[Data items]
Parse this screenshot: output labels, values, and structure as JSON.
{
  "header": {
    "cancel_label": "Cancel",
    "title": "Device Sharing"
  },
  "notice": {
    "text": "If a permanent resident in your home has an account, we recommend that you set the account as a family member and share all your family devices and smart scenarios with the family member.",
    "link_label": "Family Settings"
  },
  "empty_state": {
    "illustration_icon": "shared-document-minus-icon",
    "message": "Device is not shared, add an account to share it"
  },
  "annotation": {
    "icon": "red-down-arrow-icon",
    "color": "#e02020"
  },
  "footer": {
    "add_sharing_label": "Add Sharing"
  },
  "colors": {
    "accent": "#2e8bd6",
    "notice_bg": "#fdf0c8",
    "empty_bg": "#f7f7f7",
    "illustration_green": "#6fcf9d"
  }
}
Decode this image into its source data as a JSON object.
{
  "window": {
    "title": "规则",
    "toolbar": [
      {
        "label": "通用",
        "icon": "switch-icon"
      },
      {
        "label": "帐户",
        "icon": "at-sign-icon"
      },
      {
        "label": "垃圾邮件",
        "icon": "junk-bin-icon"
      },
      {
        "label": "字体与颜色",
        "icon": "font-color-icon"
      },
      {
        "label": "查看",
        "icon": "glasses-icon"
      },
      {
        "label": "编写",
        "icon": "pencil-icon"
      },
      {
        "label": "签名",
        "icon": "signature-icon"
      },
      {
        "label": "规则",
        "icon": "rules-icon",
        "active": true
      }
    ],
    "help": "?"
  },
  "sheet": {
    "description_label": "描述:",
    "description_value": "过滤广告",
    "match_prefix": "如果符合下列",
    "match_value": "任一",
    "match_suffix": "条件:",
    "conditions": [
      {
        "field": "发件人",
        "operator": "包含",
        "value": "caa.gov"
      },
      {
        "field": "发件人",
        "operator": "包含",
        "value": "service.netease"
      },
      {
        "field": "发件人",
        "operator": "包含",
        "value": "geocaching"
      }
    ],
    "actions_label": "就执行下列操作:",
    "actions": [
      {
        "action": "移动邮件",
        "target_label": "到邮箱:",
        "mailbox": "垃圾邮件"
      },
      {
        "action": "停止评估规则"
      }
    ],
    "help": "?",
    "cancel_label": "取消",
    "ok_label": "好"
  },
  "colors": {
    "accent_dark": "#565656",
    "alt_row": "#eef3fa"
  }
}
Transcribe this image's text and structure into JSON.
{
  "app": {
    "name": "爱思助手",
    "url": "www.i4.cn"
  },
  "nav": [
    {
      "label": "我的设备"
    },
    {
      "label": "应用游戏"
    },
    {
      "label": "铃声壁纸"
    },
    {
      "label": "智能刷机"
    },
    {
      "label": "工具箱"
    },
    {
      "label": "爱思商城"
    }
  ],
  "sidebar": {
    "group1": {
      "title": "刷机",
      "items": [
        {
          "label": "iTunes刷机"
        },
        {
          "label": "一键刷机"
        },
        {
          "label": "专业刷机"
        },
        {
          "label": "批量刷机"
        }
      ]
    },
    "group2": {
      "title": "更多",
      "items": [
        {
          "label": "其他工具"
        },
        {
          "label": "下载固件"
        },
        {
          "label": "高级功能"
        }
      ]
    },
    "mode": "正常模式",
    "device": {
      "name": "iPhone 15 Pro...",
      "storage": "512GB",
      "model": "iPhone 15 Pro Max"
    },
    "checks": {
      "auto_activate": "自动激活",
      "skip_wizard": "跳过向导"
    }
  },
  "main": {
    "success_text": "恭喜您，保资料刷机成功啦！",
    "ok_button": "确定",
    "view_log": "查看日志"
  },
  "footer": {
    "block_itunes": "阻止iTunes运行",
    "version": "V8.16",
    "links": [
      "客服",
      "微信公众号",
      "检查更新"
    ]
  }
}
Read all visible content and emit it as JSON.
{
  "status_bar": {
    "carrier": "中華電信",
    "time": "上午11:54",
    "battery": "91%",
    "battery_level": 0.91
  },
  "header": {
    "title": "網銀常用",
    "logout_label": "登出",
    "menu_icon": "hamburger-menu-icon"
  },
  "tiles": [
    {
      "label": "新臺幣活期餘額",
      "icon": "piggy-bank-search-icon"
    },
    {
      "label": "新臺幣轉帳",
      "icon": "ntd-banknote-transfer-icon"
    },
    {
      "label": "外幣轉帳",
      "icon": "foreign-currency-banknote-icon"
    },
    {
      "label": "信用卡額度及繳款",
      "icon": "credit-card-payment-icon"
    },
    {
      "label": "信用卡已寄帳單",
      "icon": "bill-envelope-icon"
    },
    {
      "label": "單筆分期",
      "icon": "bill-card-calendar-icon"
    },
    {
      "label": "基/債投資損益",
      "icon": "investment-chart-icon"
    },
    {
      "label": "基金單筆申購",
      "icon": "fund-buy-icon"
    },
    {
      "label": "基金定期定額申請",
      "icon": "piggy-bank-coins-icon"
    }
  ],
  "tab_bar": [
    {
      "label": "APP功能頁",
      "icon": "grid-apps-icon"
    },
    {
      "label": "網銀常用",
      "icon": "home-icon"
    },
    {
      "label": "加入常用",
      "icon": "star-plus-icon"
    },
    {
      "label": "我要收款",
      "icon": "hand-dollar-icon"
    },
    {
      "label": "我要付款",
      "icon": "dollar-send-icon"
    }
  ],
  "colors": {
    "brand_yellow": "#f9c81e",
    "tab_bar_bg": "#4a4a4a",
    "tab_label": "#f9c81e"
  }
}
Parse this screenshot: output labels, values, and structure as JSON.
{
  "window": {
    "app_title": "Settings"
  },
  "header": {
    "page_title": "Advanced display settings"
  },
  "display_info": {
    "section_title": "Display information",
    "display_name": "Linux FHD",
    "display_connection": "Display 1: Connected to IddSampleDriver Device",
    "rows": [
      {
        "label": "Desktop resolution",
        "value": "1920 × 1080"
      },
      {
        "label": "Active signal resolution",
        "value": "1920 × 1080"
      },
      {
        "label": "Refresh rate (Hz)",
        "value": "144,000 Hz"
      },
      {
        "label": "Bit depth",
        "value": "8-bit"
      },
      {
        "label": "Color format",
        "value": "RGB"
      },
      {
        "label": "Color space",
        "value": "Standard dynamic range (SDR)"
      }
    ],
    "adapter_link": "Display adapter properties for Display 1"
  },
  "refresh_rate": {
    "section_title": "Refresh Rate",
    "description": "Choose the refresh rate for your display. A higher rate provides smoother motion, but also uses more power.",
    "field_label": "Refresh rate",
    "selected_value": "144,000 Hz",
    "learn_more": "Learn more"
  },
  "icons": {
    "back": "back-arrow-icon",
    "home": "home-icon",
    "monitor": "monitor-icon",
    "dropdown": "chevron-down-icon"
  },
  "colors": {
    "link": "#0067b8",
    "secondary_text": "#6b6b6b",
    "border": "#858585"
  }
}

* * *

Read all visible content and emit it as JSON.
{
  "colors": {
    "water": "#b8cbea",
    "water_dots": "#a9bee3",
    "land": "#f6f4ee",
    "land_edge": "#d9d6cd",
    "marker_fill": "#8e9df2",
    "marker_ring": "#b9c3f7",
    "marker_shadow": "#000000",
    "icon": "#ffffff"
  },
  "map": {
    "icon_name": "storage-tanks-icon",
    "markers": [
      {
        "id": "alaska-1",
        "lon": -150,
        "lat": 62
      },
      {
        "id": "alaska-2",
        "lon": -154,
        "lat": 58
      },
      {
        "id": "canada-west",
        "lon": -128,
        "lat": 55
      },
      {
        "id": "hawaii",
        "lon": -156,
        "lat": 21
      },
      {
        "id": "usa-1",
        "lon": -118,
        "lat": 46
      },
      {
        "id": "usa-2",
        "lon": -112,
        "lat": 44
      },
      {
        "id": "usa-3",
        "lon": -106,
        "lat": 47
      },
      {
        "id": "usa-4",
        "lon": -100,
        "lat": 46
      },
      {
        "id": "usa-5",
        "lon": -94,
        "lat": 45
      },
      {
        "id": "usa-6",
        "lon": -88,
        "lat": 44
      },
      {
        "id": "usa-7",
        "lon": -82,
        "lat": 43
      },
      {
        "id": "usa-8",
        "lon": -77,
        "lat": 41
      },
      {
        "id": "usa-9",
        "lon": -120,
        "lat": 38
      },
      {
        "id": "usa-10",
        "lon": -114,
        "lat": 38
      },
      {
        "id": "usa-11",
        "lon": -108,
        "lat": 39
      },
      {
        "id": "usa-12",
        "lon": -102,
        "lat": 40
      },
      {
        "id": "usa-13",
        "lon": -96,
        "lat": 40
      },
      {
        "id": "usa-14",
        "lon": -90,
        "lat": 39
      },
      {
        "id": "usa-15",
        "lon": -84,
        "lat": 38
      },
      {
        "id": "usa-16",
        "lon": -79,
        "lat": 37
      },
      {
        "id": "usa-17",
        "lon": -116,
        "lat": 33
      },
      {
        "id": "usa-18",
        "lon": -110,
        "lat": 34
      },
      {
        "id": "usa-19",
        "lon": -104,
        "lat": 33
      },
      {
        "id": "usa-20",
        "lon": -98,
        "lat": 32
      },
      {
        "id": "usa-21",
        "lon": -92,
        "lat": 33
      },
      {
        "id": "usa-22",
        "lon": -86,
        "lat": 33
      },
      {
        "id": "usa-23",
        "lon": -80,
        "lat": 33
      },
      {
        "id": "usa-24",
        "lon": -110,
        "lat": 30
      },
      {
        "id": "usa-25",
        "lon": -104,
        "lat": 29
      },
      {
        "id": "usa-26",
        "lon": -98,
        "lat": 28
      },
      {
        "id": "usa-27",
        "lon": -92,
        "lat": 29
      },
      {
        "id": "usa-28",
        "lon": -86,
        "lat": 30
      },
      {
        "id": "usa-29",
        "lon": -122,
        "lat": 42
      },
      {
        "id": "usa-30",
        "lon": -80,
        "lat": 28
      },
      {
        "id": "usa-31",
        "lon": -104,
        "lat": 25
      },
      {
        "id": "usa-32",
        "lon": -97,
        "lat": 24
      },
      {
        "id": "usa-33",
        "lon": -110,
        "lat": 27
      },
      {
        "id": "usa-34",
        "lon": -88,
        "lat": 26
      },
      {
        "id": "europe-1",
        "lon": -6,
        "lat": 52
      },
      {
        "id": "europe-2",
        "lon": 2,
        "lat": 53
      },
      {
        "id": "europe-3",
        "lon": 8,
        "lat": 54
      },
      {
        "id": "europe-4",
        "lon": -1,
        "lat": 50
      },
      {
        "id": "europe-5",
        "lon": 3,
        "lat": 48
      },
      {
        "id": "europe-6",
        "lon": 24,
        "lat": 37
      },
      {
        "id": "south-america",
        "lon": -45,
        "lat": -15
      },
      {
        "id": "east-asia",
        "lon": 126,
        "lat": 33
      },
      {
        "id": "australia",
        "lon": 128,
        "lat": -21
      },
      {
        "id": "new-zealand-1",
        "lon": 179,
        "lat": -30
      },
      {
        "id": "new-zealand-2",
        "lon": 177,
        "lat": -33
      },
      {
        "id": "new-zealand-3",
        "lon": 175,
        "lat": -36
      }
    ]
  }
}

__WHAT YOU NEED TO DO__: Copy each line of the listing in which the word "zealand" can be found.

__FULL ANSWER__:
        "id": "new-zealand-1",
        "id": "new-zealand-2",
        "id": "new-zealand-3",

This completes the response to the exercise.